# Material
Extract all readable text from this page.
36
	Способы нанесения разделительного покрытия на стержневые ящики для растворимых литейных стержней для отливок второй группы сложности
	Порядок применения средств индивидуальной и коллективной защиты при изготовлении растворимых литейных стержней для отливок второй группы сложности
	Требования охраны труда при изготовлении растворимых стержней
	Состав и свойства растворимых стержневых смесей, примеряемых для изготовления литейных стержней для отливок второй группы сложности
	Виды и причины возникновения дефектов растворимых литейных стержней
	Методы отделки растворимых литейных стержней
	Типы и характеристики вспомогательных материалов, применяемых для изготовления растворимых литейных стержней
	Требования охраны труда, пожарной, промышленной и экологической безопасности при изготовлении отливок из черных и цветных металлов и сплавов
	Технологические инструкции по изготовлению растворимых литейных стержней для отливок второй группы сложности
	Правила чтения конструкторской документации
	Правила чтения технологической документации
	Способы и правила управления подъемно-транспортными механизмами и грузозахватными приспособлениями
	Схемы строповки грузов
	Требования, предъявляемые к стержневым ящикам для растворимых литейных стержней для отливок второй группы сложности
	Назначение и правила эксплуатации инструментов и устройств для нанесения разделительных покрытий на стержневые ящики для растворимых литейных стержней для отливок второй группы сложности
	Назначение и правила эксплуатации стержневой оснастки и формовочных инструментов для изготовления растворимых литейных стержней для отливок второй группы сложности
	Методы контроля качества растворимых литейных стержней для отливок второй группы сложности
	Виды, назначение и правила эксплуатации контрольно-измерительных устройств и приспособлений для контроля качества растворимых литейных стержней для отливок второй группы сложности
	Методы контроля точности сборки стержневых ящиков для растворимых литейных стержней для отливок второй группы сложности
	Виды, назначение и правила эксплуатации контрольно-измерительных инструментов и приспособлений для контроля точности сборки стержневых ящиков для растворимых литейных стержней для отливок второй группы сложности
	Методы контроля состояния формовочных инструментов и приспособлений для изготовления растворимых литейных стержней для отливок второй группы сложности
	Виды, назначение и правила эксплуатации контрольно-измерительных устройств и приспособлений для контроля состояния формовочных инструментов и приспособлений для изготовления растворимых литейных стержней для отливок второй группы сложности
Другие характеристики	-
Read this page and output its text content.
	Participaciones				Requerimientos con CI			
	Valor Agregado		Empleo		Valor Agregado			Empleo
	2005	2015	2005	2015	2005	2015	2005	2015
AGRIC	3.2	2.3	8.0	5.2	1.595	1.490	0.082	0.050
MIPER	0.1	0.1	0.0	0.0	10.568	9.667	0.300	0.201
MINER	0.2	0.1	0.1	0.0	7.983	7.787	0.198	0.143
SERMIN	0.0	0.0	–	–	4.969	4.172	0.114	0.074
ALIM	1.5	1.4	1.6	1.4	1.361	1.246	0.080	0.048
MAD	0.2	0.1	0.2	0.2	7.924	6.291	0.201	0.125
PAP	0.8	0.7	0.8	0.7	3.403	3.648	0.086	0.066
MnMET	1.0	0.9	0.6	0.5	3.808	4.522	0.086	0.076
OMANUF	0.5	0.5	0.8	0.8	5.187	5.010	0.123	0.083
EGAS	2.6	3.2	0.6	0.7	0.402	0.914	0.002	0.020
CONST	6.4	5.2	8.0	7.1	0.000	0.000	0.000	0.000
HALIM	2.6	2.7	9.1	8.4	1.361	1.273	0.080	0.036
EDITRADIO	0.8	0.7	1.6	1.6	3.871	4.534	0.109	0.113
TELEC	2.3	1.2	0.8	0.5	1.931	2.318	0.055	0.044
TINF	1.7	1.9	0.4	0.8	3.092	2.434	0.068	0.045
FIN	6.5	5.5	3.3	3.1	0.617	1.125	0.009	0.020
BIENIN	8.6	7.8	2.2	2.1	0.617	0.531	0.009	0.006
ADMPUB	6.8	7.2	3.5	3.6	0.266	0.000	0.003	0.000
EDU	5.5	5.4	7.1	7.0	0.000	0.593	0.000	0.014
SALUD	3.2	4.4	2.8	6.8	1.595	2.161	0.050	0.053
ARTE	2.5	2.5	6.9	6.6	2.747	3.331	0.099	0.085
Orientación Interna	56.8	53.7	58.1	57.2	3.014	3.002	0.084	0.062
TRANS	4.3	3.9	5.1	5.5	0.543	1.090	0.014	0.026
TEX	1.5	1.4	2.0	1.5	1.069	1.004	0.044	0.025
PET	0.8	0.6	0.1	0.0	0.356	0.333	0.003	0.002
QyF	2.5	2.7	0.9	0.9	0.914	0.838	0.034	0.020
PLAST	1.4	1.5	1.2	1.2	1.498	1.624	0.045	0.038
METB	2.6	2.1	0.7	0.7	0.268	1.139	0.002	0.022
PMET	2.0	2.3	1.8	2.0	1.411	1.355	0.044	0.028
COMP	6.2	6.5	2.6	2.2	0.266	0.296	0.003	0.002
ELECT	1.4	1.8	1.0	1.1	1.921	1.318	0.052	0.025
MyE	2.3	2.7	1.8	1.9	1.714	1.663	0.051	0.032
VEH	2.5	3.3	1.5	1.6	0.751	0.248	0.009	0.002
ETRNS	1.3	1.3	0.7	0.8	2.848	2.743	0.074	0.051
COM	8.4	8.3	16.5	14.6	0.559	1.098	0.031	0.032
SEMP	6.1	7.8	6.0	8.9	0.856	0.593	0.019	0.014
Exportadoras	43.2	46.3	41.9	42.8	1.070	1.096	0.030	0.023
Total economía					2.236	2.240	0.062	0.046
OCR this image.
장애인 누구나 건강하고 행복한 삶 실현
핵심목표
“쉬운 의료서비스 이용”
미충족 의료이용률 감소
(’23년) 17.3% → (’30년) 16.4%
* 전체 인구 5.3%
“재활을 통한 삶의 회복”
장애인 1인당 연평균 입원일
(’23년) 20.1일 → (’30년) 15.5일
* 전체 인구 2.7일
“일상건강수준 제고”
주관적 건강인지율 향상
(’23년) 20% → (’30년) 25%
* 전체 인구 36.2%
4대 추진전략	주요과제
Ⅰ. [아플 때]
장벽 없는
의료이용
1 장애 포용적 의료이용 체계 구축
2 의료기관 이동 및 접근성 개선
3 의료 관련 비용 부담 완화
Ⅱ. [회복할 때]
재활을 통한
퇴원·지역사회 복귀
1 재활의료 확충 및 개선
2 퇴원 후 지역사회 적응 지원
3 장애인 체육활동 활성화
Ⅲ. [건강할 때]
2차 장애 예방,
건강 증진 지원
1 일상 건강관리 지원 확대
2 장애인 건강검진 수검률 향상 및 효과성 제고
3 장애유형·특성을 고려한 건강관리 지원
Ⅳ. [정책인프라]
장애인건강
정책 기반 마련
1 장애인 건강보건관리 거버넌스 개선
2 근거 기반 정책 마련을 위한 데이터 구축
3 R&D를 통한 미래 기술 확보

# Task instructions
Your task is to transcribe the listing above in full, exactly as given.

# Answer to this problem
Extract all readable text from this page.
36
	Способы нанесения разделительного покрытия на стержневые ящики для растворимых литейных стержней для отливок второй группы сложности
	Порядок применения средств индивидуальной и коллективной защиты при изготовлении растворимых литейных стержней для отливок второй группы сложности
	Требования охраны труда при изготовлении растворимых стержней
	Состав и свойства растворимых стержневых смесей, примеряемых для изготовления литейных стержней для отливок второй группы сложности
	Виды и причины возникновения дефектов растворимых литейных стержней
	Методы отделки растворимых литейных стержней
	Типы и характеристики вспомогательных материалов, применяемых для изготовления растворимых литейных стержней
	Требования охраны труда, пожарной, промышленной и экологической безопасности при изготовлении отливок из черных и цветных металлов и сплавов
	Технологические инструкции по изготовлению растворимых литейных стержней для отливок второй группы сложности
	Правила чтения конструкторской документации
	Правила чтения технологической документации
	Способы и правила управления подъемно-транспортными механизмами и грузозахватными приспособлениями
	Схемы строповки грузов
	Требования, предъявляемые к стержневым ящикам для растворимых литейных стержней для отливок второй группы сложности
	Назначение и правила эксплуатации инструментов и устройств для нанесения разделительных покрытий на стержневые ящики для растворимых литейных стержней для отливок второй группы сложности
	Назначение и правила эксплуатации стержневой оснастки и формовочных инструментов для изготовления растворимых литейных стержней для отливок второй группы сложности
	Методы контроля качества растворимых литейных стержней для отливок второй группы сложности
	Виды, назначение и правила эксплуатации контрольно-измерительных устройств и приспособлений для контроля качества растворимых литейных стержней для отливок второй группы сложности
	Методы контроля точности сборки стержневых ящиков для растворимых литейных стержней для отливок второй группы сложности
	Виды, назначение и правила эксплуатации контрольно-измерительных инструментов и приспособлений для контроля точности сборки стержневых ящиков для растворимых литейных стержней для отливок второй группы сложности
	Методы контроля состояния формовочных инструментов и приспособлений для изготовления растворимых литейных стержней для отливок второй группы сложности
	Виды, назначение и правила эксплуатации контрольно-измерительных устройств и приспособлений для контроля состояния формовочных инструментов и приспособлений для изготовления растворимых литейных стержней для отливок второй группы сложности
Другие характеристики	-
Read this page and output its text content.
	Participaciones				Requerimientos con CI			
	Valor Agregado		Empleo		Valor Agregado			Empleo
	2005	2015	2005	2015	2005	2015	2005	2015
AGRIC	3.2	2.3	8.0	5.2	1.595	1.490	0.082	0.050
MIPER	0.1	0.1	0.0	0.0	10.568	9.667	0.300	0.201
MINER	0.2	0.1	0.1	0.0	7.983	7.787	0.198	0.143
SERMIN	0.0	0.0	–	–	4.969	4.172	0.114	0.074
ALIM	1.5	1.4	1.6	1.4	1.361	1.246	0.080	0.048
MAD	0.2	0.1	0.2	0.2	7.924	6.291	0.201	0.125
PAP	0.8	0.7	0.8	0.7	3.403	3.648	0.086	0.066
MnMET	1.0	0.9	0.6	0.5	3.808	4.522	0.086	0.076
OMANUF	0.5	0.5	0.8	0.8	5.187	5.010	0.123	0.083
EGAS	2.6	3.2	0.6	0.7	0.402	0.914	0.002	0.020
CONST	6.4	5.2	8.0	7.1	0.000	0.000	0.000	0.000
HALIM	2.6	2.7	9.1	8.4	1.361	1.273	0.080	0.036
EDITRADIO	0.8	0.7	1.6	1.6	3.871	4.534	0.109	0.113
TELEC	2.3	1.2	0.8	0.5	1.931	2.318	0.055	0.044
TINF	1.7	1.9	0.4	0.8	3.092	2.434	0.068	0.045
FIN	6.5	5.5	3.3	3.1	0.617	1.125	0.009	0.020
BIENIN	8.6	7.8	2.2	2.1	0.617	0.531	0.009	0.006
ADMPUB	6.8	7.2	3.5	3.6	0.266	0.000	0.003	0.000
EDU	5.5	5.4	7.1	7.0	0.000	0.593	0.000	0.014
SALUD	3.2	4.4	2.8	6.8	1.595	2.161	0.050	0.053
ARTE	2.5	2.5	6.9	6.6	2.747	3.331	0.099	0.085
Orientación Interna	56.8	53.7	58.1	57.2	3.014	3.002	0.084	0.062
TRANS	4.3	3.9	5.1	5.5	0.543	1.090	0.014	0.026
TEX	1.5	1.4	2.0	1.5	1.069	1.004	0.044	0.025
PET	0.8	0.6	0.1	0.0	0.356	0.333	0.003	0.002
QyF	2.5	2.7	0.9	0.9	0.914	0.838	0.034	0.020
PLAST	1.4	1.5	1.2	1.2	1.498	1.624	0.045	0.038
METB	2.6	2.1	0.7	0.7	0.268	1.139	0.002	0.022
PMET	2.0	2.3	1.8	2.0	1.411	1.355	0.044	0.028
COMP	6.2	6.5	2.6	2.2	0.266	0.296	0.003	0.002
ELECT	1.4	1.8	1.0	1.1	1.921	1.318	0.052	0.025
MyE	2.3	2.7	1.8	1.9	1.714	1.663	0.051	0.032
VEH	2.5	3.3	1.5	1.6	0.751	0.248	0.009	0.002
ETRNS	1.3	1.3	0.7	0.8	2.848	2.743	0.074	0.051
COM	8.4	8.3	16.5	14.6	0.559	1.098	0.031	0.032
SEMP	6.1	7.8	6.0	8.9	0.856	0.593	0.019	0.014
Exportadoras	43.2	46.3	41.9	42.8	1.070	1.096	0.030	0.023
Total economía					2.236	2.240	0.062	0.046
OCR this image.
장애인 누구나 건강하고 행복한 삶 실현
핵심목표
“쉬운 의료서비스 이용”
미충족 의료이용률 감소
(’23년) 17.3% → (’30년) 16.4%
* 전체 인구 5.3%
“재활을 통한 삶의 회복”
장애인 1인당 연평균 입원일
(’23년) 20.1일 → (’30년) 15.5일
* 전체 인구 2.7일
“일상건강수준 제고”
주관적 건강인지율 향상
(’23년) 20% → (’30년) 25%
* 전체 인구 36.2%
4대 추진전략	주요과제
Ⅰ. [아플 때]
장벽 없는
의료이용
1 장애 포용적 의료이용 체계 구축
2 의료기관 이동 및 접근성 개선
3 의료 관련 비용 부담 완화
Ⅱ. [회복할 때]
재활을 통한
퇴원·지역사회 복귀
1 재활의료 확충 및 개선
2 퇴원 후 지역사회 적응 지원
3 장애인 체육활동 활성화
Ⅲ. [건강할 때]
2차 장애 예방,
건강 증진 지원
1 일상 건강관리 지원 확대
2 장애인 건강검진 수검률 향상 및 효과성 제고
3 장애유형·특성을 고려한 건강관리 지원
Ⅳ. [정책인프라]
장애인건강
정책 기반 마련
1 장애인 건강보건관리 거버넌스 개선
2 근거 기반 정책 마련을 위한 데이터 구축
3 R&D를 통한 미래 기술 확보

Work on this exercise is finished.